**Entries shown:**
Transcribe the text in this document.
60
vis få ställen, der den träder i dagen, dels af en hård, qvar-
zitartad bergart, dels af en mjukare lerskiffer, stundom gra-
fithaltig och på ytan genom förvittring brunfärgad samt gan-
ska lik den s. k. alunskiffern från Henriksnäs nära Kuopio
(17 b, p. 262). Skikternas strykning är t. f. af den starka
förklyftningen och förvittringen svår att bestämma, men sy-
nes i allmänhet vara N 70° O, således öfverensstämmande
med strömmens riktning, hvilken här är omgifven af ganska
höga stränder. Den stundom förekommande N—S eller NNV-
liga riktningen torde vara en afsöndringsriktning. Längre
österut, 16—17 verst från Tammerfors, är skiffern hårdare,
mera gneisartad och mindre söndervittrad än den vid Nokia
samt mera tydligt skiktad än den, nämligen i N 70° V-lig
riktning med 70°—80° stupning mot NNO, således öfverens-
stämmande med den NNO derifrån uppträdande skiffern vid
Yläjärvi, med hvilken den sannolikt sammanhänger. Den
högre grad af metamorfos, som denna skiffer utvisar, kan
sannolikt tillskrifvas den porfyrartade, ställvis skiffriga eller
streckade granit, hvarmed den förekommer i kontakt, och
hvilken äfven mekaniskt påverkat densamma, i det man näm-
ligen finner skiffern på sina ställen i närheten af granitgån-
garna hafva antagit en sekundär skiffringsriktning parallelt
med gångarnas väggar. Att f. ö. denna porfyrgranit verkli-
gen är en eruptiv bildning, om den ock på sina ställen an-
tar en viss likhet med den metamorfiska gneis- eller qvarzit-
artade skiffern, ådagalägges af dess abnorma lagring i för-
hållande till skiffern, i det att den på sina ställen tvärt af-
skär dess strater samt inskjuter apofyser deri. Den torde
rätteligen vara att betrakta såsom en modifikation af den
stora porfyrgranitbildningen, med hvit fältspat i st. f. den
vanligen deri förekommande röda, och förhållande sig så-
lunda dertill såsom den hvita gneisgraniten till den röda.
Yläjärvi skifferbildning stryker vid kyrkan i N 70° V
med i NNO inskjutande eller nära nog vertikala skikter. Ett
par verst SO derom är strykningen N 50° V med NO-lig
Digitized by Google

**What is being asked:**
Each line holding "röda" should be copied from the material above.

**Finished exercise:**
vanligen deri förekommande röda, och förhållande sig så-
lunda dertill såsom den hvita gneisgraniten till den röda.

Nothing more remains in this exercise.